## Begin Entries provided

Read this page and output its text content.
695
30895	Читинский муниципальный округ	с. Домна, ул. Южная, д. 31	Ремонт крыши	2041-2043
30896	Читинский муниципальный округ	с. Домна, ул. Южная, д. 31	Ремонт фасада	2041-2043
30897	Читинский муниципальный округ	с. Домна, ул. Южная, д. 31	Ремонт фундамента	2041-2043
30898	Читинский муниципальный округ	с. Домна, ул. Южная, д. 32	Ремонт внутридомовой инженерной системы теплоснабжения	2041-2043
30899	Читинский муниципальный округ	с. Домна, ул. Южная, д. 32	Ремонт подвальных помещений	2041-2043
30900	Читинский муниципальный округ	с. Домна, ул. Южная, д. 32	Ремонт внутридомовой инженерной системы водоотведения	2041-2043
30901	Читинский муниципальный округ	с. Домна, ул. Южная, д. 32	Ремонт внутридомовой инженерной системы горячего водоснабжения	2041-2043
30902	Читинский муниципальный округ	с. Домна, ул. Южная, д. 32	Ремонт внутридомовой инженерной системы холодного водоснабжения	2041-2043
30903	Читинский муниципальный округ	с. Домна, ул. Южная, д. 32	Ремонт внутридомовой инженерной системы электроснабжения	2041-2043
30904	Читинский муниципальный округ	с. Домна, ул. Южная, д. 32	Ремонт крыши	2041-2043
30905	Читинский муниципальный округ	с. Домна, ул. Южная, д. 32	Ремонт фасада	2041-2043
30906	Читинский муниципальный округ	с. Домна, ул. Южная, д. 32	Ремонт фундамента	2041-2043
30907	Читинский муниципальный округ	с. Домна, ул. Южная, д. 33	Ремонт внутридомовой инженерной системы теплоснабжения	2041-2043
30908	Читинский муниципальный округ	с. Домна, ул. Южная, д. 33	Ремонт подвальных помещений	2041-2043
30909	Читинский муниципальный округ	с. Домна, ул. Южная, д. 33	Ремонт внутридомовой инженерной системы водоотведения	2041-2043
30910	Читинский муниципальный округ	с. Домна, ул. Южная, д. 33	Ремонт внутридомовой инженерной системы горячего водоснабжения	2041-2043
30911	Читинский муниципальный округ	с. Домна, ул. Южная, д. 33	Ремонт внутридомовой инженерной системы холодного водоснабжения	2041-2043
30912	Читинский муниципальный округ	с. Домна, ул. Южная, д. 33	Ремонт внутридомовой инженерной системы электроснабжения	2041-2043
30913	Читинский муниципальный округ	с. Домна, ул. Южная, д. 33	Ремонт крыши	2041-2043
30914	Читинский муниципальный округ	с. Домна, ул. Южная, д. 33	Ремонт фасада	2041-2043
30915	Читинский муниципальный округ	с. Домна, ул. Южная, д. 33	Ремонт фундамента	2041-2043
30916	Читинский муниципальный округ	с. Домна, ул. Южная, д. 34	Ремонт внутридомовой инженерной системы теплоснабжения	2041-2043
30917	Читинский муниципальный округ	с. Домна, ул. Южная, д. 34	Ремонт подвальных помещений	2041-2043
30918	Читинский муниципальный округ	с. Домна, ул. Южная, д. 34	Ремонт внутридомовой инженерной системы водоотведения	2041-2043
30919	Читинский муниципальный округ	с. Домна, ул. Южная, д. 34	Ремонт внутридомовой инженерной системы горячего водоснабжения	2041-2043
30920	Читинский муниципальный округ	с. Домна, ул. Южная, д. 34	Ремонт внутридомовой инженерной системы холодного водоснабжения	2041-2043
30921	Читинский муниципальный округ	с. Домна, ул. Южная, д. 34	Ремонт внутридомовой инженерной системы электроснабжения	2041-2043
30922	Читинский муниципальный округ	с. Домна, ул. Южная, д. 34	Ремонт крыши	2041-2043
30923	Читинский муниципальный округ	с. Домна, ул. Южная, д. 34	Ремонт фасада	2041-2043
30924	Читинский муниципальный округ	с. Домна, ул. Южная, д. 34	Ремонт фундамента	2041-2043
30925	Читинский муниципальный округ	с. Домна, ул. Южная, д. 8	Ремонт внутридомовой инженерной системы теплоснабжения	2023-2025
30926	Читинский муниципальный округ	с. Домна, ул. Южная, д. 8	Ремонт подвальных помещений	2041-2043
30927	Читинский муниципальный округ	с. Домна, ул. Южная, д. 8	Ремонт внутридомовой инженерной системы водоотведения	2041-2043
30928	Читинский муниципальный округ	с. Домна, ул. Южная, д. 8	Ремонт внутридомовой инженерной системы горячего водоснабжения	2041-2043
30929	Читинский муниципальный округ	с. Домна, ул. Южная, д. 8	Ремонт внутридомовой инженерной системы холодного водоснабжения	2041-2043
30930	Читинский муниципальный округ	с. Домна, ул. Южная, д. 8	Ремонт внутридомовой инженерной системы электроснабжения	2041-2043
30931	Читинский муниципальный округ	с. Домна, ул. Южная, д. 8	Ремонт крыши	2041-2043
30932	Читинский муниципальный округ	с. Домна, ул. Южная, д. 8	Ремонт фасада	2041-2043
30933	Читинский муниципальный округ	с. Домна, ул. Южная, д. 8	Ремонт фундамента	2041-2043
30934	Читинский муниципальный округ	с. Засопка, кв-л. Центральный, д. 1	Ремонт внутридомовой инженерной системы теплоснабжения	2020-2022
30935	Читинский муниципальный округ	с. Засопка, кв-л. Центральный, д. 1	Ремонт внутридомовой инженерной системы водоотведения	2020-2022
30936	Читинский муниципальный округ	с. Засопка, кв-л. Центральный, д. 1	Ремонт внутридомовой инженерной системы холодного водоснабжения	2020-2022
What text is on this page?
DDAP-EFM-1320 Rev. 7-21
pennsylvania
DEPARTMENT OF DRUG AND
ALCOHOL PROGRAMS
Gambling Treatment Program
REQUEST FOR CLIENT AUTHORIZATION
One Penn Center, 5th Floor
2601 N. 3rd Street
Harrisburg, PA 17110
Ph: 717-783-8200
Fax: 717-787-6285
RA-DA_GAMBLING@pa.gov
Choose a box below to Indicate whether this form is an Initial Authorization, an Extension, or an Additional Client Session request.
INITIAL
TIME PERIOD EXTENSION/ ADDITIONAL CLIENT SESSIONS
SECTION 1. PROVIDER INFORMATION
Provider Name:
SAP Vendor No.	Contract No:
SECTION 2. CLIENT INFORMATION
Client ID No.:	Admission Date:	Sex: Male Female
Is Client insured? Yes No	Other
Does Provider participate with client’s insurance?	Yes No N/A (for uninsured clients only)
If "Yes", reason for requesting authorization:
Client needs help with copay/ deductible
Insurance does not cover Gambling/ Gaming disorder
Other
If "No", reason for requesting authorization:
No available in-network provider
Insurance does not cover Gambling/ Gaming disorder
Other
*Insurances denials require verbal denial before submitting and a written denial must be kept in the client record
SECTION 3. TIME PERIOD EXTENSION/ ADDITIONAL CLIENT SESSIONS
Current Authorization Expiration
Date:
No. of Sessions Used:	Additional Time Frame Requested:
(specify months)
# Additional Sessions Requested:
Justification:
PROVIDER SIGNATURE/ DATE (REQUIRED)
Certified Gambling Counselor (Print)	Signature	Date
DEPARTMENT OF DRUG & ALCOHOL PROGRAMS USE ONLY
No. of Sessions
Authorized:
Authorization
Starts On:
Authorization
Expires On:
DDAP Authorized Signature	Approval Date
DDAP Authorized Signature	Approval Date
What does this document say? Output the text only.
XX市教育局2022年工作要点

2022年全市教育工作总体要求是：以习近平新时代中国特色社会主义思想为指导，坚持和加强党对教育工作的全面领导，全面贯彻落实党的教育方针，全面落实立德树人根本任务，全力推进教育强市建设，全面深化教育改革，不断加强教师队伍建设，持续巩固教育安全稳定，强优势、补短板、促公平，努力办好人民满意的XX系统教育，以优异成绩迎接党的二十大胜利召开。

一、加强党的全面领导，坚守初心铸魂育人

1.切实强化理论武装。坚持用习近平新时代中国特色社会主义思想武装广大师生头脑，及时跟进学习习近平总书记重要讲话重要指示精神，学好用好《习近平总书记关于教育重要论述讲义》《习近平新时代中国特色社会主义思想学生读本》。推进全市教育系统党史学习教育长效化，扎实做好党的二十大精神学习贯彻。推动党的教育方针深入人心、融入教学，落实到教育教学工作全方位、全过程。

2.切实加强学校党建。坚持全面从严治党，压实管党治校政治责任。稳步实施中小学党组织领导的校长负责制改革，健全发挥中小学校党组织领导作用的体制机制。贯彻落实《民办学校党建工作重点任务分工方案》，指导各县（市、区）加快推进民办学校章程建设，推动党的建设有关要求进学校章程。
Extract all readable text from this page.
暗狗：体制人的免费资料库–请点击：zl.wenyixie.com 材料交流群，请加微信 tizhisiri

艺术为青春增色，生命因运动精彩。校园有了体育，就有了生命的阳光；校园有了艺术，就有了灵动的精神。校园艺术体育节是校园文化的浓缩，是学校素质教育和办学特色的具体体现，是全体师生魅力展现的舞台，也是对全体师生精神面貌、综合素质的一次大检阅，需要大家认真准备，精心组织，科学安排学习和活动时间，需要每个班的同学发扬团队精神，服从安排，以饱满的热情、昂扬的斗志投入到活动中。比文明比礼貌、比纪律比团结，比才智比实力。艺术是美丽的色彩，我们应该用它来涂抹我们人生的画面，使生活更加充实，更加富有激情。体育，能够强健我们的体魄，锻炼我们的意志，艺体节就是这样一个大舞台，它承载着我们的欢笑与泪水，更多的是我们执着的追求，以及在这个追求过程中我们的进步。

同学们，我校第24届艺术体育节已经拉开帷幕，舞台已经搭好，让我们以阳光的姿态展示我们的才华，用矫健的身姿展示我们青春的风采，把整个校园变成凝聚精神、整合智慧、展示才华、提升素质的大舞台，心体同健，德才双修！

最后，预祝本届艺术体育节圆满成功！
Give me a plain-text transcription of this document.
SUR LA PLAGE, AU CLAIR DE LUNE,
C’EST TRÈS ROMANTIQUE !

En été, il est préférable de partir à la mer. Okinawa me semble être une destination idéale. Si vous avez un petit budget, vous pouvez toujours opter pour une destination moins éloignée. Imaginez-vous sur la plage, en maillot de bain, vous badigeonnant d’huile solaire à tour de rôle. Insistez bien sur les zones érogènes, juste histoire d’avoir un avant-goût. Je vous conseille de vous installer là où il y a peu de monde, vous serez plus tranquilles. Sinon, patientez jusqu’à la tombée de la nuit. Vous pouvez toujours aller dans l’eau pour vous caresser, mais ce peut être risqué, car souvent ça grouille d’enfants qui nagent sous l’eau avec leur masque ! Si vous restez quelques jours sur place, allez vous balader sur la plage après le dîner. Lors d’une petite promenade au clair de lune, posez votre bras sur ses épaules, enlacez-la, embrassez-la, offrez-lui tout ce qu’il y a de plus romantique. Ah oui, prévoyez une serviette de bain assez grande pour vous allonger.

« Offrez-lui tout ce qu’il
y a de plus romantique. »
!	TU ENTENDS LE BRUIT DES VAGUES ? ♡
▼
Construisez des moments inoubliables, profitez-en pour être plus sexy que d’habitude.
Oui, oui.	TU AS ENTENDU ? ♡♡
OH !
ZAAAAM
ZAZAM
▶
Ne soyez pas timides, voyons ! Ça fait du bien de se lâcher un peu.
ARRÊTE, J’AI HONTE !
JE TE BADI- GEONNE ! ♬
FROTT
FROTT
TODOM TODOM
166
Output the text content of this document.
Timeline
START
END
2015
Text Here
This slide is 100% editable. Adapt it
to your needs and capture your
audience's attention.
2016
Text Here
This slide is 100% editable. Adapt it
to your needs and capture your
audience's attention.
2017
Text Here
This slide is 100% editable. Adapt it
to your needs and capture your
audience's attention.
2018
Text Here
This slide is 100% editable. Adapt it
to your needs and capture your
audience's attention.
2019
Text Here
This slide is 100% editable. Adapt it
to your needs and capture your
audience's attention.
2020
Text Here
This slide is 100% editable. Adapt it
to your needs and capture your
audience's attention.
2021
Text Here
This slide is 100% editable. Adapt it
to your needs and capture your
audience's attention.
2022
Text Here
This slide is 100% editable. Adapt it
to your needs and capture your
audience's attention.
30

## End Entries provided

### To do
Determine the number of lines in these entries that contain the word "электроснабжения", and write only that number.

### Reply to the exercise
4